> [What you should do]: Return every entry exactly.

· · · ·

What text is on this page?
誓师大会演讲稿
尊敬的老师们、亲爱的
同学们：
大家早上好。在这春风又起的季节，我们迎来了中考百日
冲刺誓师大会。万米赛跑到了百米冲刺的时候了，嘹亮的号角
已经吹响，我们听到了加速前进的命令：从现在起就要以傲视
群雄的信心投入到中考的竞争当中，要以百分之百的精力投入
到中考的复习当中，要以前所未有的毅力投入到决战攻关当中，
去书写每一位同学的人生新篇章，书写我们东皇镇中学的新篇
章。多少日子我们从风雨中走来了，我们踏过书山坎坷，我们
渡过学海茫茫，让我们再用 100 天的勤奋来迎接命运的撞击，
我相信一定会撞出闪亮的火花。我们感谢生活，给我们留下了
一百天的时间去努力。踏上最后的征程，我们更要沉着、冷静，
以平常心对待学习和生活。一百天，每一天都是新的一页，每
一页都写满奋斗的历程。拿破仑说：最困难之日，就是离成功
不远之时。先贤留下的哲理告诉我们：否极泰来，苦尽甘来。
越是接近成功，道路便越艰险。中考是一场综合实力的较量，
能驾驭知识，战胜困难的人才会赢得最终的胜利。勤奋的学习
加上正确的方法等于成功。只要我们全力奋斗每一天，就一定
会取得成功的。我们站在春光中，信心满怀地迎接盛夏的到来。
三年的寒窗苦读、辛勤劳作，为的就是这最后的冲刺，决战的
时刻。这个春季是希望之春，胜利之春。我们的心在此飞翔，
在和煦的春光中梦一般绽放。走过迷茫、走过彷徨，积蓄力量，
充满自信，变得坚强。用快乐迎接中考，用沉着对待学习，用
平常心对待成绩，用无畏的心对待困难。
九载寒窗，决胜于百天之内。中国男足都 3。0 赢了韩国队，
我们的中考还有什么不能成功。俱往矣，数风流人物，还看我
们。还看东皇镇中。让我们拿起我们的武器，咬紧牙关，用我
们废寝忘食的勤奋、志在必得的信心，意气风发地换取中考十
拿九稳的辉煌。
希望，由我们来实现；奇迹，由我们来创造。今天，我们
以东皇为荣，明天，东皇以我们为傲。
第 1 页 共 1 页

· · · ·

> [Full answer]:
What text is on this page?
誓师大会演讲稿
尊敬的老师们、亲爱的
同学们：
大家早上好。在这春风又起的季节，我们迎来了中考百日
冲刺誓师大会。万米赛跑到了百米冲刺的时候了，嘹亮的号角
已经吹响，我们听到了加速前进的命令：从现在起就要以傲视
群雄的信心投入到中考的竞争当中，要以百分之百的精力投入
到中考的复习当中，要以前所未有的毅力投入到决战攻关当中，
去书写每一位同学的人生新篇章，书写我们东皇镇中学的新篇
章。多少日子我们从风雨中走来了，我们踏过书山坎坷，我们
渡过学海茫茫，让我们再用 100 天的勤奋来迎接命运的撞击，
我相信一定会撞出闪亮的火花。我们感谢生活，给我们留下了
一百天的时间去努力。踏上最后的征程，我们更要沉着、冷静，
以平常心对待学习和生活。一百天，每一天都是新的一页，每
一页都写满奋斗的历程。拿破仑说：最困难之日，就是离成功
不远之时。先贤留下的哲理告诉我们：否极泰来，苦尽甘来。
越是接近成功，道路便越艰险。中考是一场综合实力的较量，
能驾驭知识，战胜困难的人才会赢得最终的胜利。勤奋的学习
加上正确的方法等于成功。只要我们全力奋斗每一天，就一定
会取得成功的。我们站在春光中，信心满怀地迎接盛夏的到来。
三年的寒窗苦读、辛勤劳作，为的就是这最后的冲刺，决战的
时刻。这个春季是希望之春，胜利之春。我们的心在此飞翔，
在和煦的春光中梦一般绽放。走过迷茫、走过彷徨，积蓄力量，
充满自信，变得坚强。用快乐迎接中考，用沉着对待学习，用
平常心对待成绩，用无畏的心对待困难。
九载寒窗，决胜于百天之内。中国男足都 3。0 赢了韩国队，
我们的中考还有什么不能成功。俱往矣，数风流人物，还看我
们。还看东皇镇中。让我们拿起我们的武器，咬紧牙关，用我
们废寝忘食的勤奋、志在必得的信心，意气风发地换取中考十
拿九稳的辉煌。
希望，由我们来实现；奇迹，由我们来创造。今天，我们
以东皇为荣，明天，东皇以我们为傲。
第 1 页 共 1 页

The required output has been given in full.